#### [What is required]
Identify the lines that include the word "JSON", then copy all of them.

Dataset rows

::::

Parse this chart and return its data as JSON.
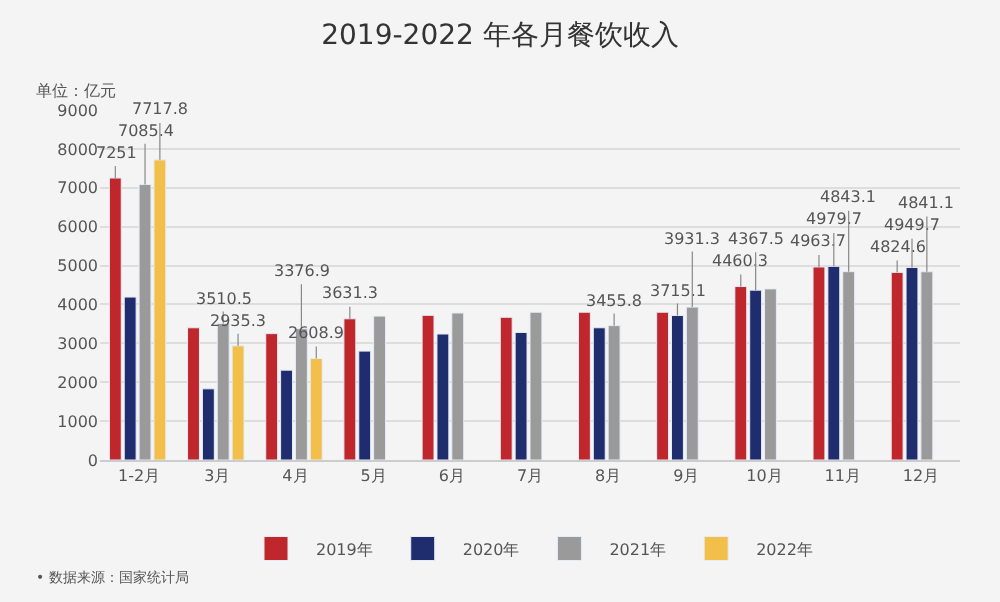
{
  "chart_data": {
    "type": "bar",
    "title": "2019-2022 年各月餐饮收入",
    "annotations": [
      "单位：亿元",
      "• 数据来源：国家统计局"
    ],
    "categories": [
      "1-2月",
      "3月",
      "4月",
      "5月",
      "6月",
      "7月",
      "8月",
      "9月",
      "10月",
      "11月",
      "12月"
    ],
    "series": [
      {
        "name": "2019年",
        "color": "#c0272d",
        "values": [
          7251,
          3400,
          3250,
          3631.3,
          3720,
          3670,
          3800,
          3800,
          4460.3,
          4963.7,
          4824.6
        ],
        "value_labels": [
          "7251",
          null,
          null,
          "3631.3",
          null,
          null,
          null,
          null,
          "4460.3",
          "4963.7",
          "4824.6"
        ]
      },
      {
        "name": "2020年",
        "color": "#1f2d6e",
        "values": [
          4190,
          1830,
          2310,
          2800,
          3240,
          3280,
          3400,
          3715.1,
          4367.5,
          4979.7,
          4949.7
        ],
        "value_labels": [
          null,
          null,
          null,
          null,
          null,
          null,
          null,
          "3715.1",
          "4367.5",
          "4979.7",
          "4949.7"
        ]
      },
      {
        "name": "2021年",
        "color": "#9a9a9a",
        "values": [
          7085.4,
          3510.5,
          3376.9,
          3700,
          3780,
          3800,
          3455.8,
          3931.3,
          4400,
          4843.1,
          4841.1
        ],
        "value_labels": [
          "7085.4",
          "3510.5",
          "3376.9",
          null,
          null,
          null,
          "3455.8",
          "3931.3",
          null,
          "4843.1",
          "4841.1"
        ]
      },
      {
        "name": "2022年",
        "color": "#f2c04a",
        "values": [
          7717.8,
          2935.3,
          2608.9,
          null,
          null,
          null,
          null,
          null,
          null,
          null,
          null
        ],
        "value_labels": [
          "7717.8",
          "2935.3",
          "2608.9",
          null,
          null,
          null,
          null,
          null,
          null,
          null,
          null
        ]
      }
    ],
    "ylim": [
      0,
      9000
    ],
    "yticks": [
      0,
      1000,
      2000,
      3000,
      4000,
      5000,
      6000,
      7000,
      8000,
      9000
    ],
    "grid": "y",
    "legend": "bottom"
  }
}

::::

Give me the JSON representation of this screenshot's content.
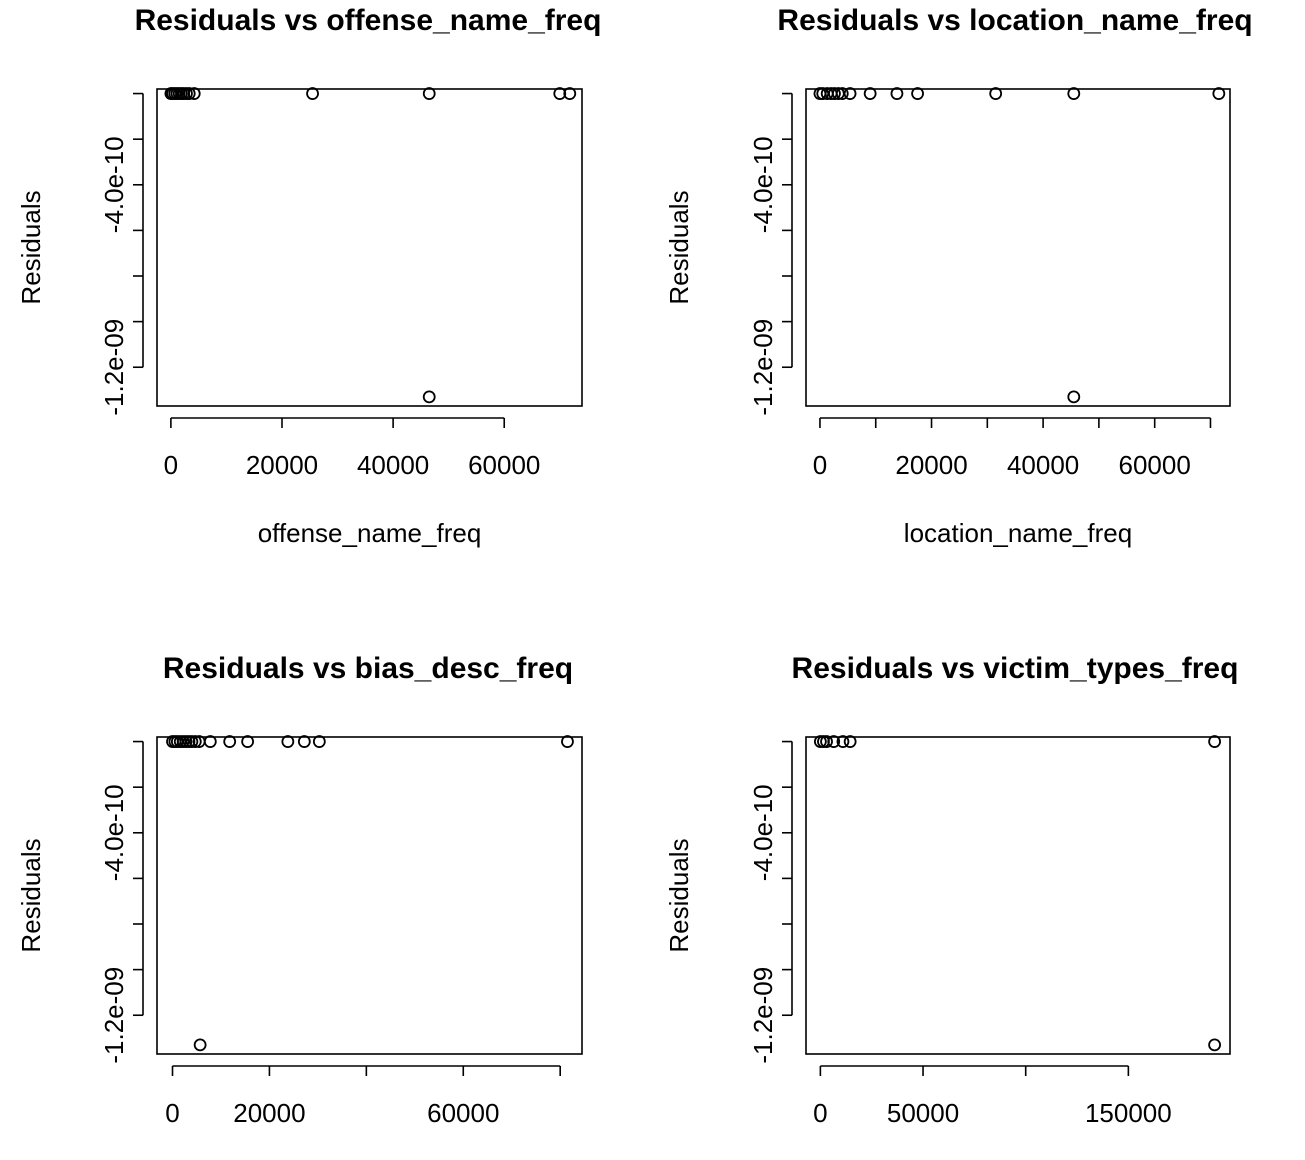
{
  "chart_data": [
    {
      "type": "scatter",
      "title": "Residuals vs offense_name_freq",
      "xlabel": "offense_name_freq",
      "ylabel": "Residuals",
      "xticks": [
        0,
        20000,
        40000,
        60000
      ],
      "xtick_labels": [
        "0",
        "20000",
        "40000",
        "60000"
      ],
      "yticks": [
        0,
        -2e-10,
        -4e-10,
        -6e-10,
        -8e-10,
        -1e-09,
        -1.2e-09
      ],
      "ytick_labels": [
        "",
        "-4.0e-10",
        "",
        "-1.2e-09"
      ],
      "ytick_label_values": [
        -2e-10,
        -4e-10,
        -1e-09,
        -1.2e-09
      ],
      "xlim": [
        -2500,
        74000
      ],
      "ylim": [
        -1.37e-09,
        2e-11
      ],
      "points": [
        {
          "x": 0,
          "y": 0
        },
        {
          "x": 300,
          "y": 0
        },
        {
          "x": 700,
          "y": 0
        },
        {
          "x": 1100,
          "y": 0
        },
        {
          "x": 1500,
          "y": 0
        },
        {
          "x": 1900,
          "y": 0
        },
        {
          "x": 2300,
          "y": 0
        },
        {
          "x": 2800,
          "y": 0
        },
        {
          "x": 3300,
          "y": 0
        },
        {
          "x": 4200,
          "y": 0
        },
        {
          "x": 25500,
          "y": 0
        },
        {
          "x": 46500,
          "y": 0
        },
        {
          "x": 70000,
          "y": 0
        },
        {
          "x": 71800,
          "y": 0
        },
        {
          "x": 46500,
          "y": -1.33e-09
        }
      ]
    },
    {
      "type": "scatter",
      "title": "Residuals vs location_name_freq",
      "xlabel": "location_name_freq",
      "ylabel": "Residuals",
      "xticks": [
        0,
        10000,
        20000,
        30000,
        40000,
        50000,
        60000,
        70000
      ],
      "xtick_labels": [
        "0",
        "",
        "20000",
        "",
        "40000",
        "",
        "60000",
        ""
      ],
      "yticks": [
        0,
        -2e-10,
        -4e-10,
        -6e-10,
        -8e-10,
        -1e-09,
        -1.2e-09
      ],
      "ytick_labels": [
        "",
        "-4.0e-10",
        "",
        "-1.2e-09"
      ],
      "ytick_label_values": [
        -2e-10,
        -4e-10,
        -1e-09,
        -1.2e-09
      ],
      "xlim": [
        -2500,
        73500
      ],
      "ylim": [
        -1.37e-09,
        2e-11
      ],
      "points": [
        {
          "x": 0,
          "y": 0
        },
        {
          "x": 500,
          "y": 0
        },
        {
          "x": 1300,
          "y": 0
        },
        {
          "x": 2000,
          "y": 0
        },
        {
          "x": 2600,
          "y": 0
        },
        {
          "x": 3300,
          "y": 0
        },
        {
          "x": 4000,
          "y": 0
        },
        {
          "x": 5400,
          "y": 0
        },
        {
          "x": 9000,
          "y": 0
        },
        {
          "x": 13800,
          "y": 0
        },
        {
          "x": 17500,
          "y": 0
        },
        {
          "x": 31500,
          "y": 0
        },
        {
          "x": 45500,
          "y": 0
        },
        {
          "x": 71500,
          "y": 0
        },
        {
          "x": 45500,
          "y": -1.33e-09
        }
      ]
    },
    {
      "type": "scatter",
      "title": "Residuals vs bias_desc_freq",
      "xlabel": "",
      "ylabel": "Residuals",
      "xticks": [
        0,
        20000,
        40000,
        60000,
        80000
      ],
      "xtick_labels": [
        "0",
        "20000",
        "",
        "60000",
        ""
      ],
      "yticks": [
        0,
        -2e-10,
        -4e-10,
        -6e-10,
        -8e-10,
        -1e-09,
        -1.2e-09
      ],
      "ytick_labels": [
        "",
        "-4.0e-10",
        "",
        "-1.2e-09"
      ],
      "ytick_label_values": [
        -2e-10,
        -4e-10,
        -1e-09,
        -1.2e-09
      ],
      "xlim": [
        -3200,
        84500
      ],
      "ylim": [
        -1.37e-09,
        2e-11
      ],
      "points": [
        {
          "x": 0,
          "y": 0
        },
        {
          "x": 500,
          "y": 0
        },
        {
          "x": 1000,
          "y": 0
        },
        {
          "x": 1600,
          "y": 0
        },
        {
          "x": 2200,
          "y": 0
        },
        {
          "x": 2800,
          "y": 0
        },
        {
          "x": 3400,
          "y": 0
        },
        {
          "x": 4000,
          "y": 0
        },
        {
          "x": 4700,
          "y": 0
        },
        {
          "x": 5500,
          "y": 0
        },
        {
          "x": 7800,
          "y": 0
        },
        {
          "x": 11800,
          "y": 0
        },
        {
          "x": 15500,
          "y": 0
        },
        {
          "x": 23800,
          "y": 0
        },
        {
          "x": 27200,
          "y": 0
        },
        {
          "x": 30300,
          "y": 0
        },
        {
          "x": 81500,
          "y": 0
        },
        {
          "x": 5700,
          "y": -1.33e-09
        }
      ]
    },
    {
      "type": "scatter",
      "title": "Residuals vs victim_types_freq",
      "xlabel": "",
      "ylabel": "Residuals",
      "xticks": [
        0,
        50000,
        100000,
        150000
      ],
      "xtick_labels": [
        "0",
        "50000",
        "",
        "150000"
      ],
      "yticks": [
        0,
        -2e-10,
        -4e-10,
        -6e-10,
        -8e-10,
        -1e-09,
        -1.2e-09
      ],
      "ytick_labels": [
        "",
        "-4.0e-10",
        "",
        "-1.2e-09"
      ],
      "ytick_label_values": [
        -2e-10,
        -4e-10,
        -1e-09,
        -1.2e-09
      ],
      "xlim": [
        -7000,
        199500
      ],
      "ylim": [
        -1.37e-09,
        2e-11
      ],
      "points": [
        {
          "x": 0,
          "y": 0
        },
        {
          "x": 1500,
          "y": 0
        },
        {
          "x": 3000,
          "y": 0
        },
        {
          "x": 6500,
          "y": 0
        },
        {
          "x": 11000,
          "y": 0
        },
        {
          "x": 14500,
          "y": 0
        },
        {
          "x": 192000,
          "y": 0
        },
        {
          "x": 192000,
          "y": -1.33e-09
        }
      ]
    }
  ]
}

::::

#### [Solution]
Parse this chart and return its data as JSON.
Give me the JSON representation of this screenshot's content.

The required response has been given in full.